-- Requirement A --
Write out the records word for word, from their first line through the line holding "point [102,200,108,206]", both included.
-- Requirement B --
Continue the forum thread about attending a wedding from where it stops.

-- Page extract --
# Wedding Last Night



## Conrad (Aug 6, 2010)

We attended a wedding.

First one I've witnessed since I've been on TAM.

My how perceptions change.


----------



## Ceegee (Sep 9, 2012)

Did you find the monologue - also known as wedding vows - humorous?


----------



## Conrad (Aug 6, 2010)

Ceegee said:


> Did you find the monologue - also known as wedding vows - humorous?


I heard the groom say he was "lucky to have her"


----------



## Ceegee (Sep 9, 2012)

And thus the downward spiral begins.


----------



## 06Daddio08 (Jul 26, 2012)

*Re: Re: Wedding Last Night*



Ceegee said:


> And thus the downward spiral begins.


Or the opportunity to grow and experience what life has to offer.


----------



## Ceegee (Sep 9, 2012)

06Daddio08 said:


> Or the opportunity to grow and experience what life has to offer.


Sure, I'm just a little cynical today. I was commenting on the "lucky" statement, not the institution of marriage in general.


----------



## I'mInLoveWithMyHubby (Nov 7, 2011)

Just because a couple tied the knot doesn't mean their life is going in a downward spiral. Not all marriages are failures.

There are many very successful marriages. Especially where both the husband and wife are very happy and their needs are fully met.


----------



## Conrad (Aug 6, 2010)

Ceegee said:


> And thus the downward spiral begins.


If he carries that feeling forward, you are exactly correct.


----------



## 06Daddio08 (Jul 26, 2012)

*Re: Re: Wedding Last Night*



Conrad said:


> If he carries that feeling forward, you are exactly correct.


Unless his actions say otherwise.


----------



## Ceegee (Sep 9, 2012)

I'mInLoveWithMyHubby said:


> Just because a couple tied the knot doesn't mean their life is going in a downward spiral. Not all marriages are failures.
> 
> There are many very successful marriages. Especially where both the husband and wife are very happy and their needs are fully met.


Of course not. I still believe in marriage and hope that I'll be able to find someone to share the rest of my life with. 

I will love that person but I will not put her on a pedestal and think that I am lucky to have her. 

I just refuse to devalue myself and hold someone else higher.


----------



## 06Daddio08 (Jul 26, 2012)

*Re: Re: Wedding Last Night*



Ceegee said:


> Of course not. I still believe in marriage and hope that I'll be able to find someone to share the rest of my life with.
> 
> I will love that person but I will not put her on a pedestal and think that I am lucky to have her.
> 
> I just refuse to devalue myself and hold someone else higher.


It is possible to stand side by side with sometime, consider them your equal and feel "lucky" to have found such a complimentary person for yourself.

Luck is just a word and it carries certain feelings, which are within your ability to control.


----------



## Deejo (May 20, 2008)

Hope it was open bar at least ...

-- Excerpted records --
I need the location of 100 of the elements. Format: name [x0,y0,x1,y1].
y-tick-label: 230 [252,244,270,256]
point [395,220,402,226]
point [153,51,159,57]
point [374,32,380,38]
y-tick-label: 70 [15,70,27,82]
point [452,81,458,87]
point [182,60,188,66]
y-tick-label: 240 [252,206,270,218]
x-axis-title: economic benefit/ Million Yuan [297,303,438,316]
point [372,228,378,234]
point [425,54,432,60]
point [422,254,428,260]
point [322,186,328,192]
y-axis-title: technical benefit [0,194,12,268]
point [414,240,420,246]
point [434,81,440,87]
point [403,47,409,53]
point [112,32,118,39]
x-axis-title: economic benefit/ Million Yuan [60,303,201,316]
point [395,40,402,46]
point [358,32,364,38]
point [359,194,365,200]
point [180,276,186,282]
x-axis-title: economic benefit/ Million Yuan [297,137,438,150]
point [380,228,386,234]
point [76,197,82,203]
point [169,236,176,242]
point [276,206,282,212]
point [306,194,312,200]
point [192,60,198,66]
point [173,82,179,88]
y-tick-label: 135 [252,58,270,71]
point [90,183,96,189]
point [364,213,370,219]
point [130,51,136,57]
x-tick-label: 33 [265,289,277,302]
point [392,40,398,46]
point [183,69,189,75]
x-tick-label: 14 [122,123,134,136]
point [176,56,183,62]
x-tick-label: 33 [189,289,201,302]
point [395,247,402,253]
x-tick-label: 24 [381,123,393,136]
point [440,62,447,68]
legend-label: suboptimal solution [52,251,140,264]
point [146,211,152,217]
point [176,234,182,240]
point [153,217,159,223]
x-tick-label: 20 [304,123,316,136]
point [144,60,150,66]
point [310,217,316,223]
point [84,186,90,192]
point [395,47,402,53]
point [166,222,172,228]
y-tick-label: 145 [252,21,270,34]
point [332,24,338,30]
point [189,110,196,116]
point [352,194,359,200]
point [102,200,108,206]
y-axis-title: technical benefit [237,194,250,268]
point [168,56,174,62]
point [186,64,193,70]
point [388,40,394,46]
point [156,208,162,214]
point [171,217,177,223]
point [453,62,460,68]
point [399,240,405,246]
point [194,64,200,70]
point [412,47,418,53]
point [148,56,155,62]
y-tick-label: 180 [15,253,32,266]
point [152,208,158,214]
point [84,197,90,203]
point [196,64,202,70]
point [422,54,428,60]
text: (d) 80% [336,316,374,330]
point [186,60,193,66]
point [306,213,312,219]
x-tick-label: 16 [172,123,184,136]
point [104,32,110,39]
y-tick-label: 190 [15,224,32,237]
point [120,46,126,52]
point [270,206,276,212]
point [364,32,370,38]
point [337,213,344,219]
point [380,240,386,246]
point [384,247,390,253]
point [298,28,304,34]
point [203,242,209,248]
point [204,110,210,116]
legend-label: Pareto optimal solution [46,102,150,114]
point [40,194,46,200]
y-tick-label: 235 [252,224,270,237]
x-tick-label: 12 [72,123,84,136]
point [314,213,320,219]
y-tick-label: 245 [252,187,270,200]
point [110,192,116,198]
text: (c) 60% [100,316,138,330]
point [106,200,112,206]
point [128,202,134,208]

-- Task answer A --
I need the location of 100 of the elements. Format: name [x0,y0,x1,y1].
y-tick-label: 230 [252,244,270,256]
point [395,220,402,226]
point [153,51,159,57]
point [374,32,380,38]
y-tick-label: 70 [15,70,27,82]
point [452,81,458,87]
point [182,60,188,66]
y-tick-label: 240 [252,206,270,218]
x-axis-title: economic benefit/ Million Yuan [297,303,438,316]
point [372,228,378,234]
point [425,54,432,60]
point [422,254,428,260]
point [322,186,328,192]
y-axis-title: technical benefit [0,194,12,268]
point [414,240,420,246]
point [434,81,440,87]
point [403,47,409,53]
point [112,32,118,39]
x-axis-title: economic benefit/ Million Yuan [60,303,201,316]
point [395,40,402,46]
point [358,32,364,38]
point [359,194,365,200]
point [180,276,186,282]
x-axis-title: economic benefit/ Million Yuan [297,137,438,150]
point [380,228,386,234]
point [76,197,82,203]
point [169,236,176,242]
point [276,206,282,212]
point [306,194,312,200]
point [192,60,198,66]
point [173,82,179,88]
y-tick-label: 135 [252,58,270,71]
point [90,183,96,189]
point [364,213,370,219]
point [130,51,136,57]
x-tick-label: 33 [265,289,277,302]
point [392,40,398,46]
point [183,69,189,75]
x-tick-label: 14 [122,123,134,136]
point [176,56,183,62]
x-tick-label: 33 [189,289,201,302]
point [395,247,402,253]
x-tick-label: 24 [381,123,393,136]
point [440,62,447,68]
legend-label: suboptimal solution [52,251,140,264]
point [146,211,152,217]
point [176,234,182,240]
point [153,217,159,223]
x-tick-label: 20 [304,123,316,136]
point [144,60,150,66]
point [310,217,316,223]
point [84,186,90,192]
point [395,47,402,53]
point [166,222,172,228]
y-tick-label: 145 [252,21,270,34]
point [332,24,338,30]
point [189,110,196,116]
point [352,194,359,200]
point [102,200,108,206]

-- Task answer B --
----------



## Ceegee (Sep 9, 2012)

06Daddio08 said:


> It is possible to stand side by side with sometime, consider them your equal and feel "lucky" to have found such a complimentary person for yourself.
> 
> Luck is just a word and it carries certain feelings, which are within your ability to control.


Of course. That would be the healthy way of looking at it. However, these boards are filled with people, like myself, that thought they were lucky to have their spouse because the were prettier, smarter, more popular, etc. 

I turned a blind eye to her debt because I was luck to have her. I lived in a sexless marriage because I was lucky to have her. 

I'm just reading the crowd here in TAM and offering my two cents. People need to value themselves more.


----------



## Shaggy (Jul 17, 2011)

Did you give him MMSL as a wedding gift?


----------



## Ceegee (Sep 9, 2012)

Shaggy said:


> Did you give him MMSL as a wedding gift?


Wish someone would have given to me.


----------



## Conrad (Aug 6, 2010)

Deejo said:


> Hope it was open bar at least ...


Indeed, it was

So, the depression didn't last.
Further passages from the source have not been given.